EXERCISE AIM:
Print the entries below verbatim, line for line, and omit the pictures.

-- Start of MATERIAL FOR THIS TASK --

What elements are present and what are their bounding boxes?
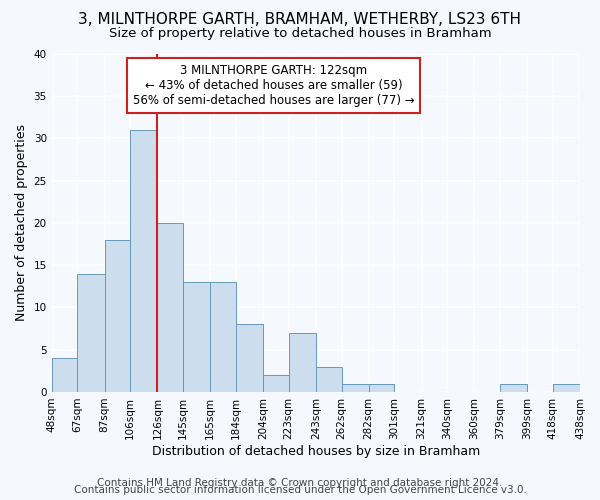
Text: 3 MILNTHORPE GARTH: 122sqm
← 43% of detached houses are smaller (59)
56% of semi: 3 MILNTHORPE GARTH: 122sqm ← 43% of deta… [133,64,415,107]
Text: Contains HM Land Registry data © Crown copyright and database right 2024.: Contains HM Land Registry data © Crown c… [97,478,503,488]
X-axis label: Distribution of detached houses by size in Bramham: Distribution of detached houses by size … [152,444,480,458]
Bar [289,333,316,392]
Text: Contains public sector information licensed under the Open Government Licence v3: Contains public sector information licen… [74,485,526,495]
Bar [553,384,580,392]
Bar [104,240,130,392]
Bar [368,384,394,392]
Bar [183,282,210,392]
Bar [77,274,104,392]
Bar [236,324,263,392]
Text: Size of property relative to detached houses in Bramham: Size of property relative to detached ho… [109,28,491,40]
Bar [316,366,341,392]
Bar [52,358,77,392]
Y-axis label: Number of detached properties: Number of detached properties [15,124,28,322]
Text: 3, MILNTHORPE GARTH, BRAMHAM, WETHERBY, LS23 6TH: 3, MILNTHORPE GARTH, BRAMHAM, WETHERBY, … [79,12,521,28]
Bar [157,223,183,392]
Bar [500,384,527,392]
Bar [130,130,157,392]
Bar [263,375,289,392]
Bar [341,384,368,392]
Bar [210,282,236,392]
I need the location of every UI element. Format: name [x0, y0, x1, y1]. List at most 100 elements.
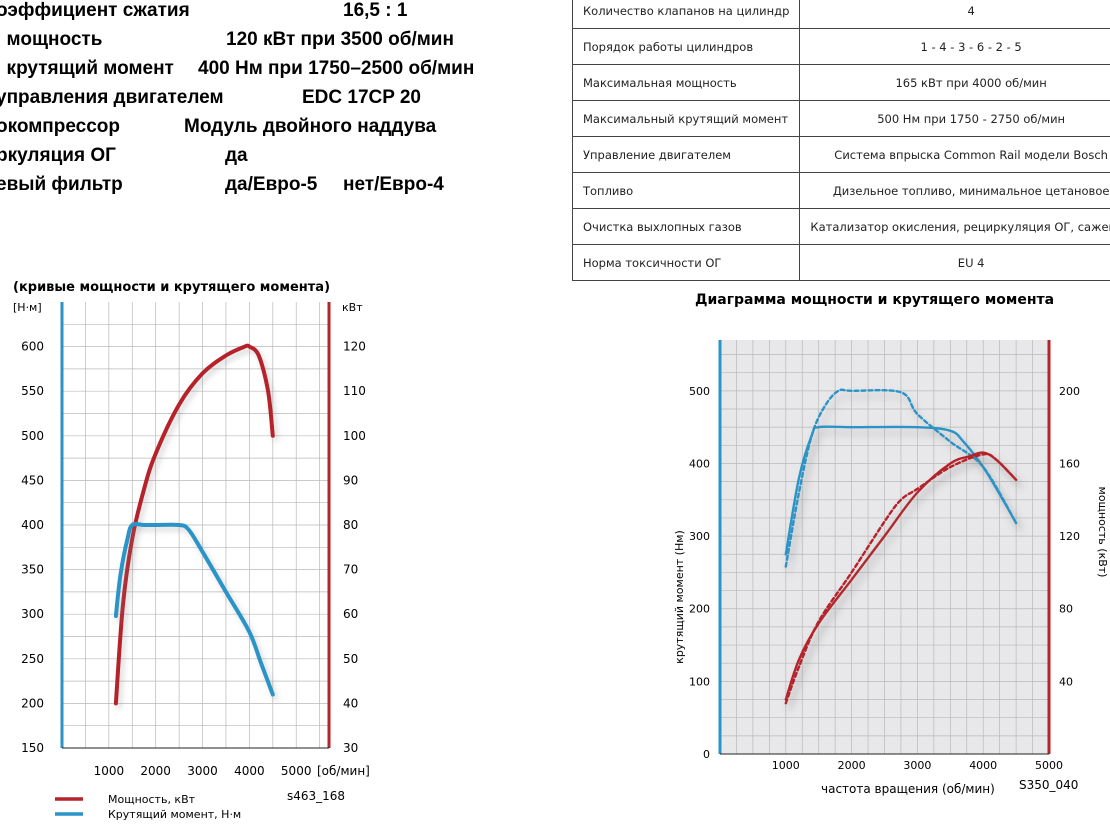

-- End of MATERIAL FOR THIS TASK --

WRITTEN RESPONSE:
What elements are present and what are their bounding boxes?
Text: 3 MILNTHORPE GARTH: 122sqm
← 43% of detached houses are smaller (59)
56% of semi: 3 MILNTHORPE GARTH: 122sqm ← 43% of deta… [133,64,415,107]
Text: Contains HM Land Registry data © Crown copyright and database right 2024.: Contains HM Land Registry data © Crown c… [97,478,503,488]
X-axis label: Distribution of detached houses by size in Bramham: Distribution of detached houses by size … [152,444,480,458]
Bar [289,333,316,392]
Text: Contains public sector information licensed under the Open Government Licence v3: Contains public sector information licen… [74,485,526,495]
Bar [553,384,580,392]
Bar [104,240,130,392]
Bar [368,384,394,392]
Bar [183,282,210,392]
Bar [77,274,104,392]
Bar [236,324,263,392]
Text: Size of property relative to detached houses in Bramham: Size of property relative to detached ho… [109,28,491,40]
Bar [316,366,341,392]
Bar [52,358,77,392]
Y-axis label: Number of detached properties: Number of detached properties [15,124,28,322]
Text: 3, MILNTHORPE GARTH, BRAMHAM, WETHERBY, LS23 6TH: 3, MILNTHORPE GARTH, BRAMHAM, WETHERBY, … [79,12,521,28]
Bar [157,223,183,392]
Bar [500,384,527,392]
Bar [130,130,157,392]
Bar [263,375,289,392]
Bar [341,384,368,392]
Bar [210,282,236,392]
I need the location of every UI element. Format: name [x0, y0, x1, y1]. List at most 100 elements.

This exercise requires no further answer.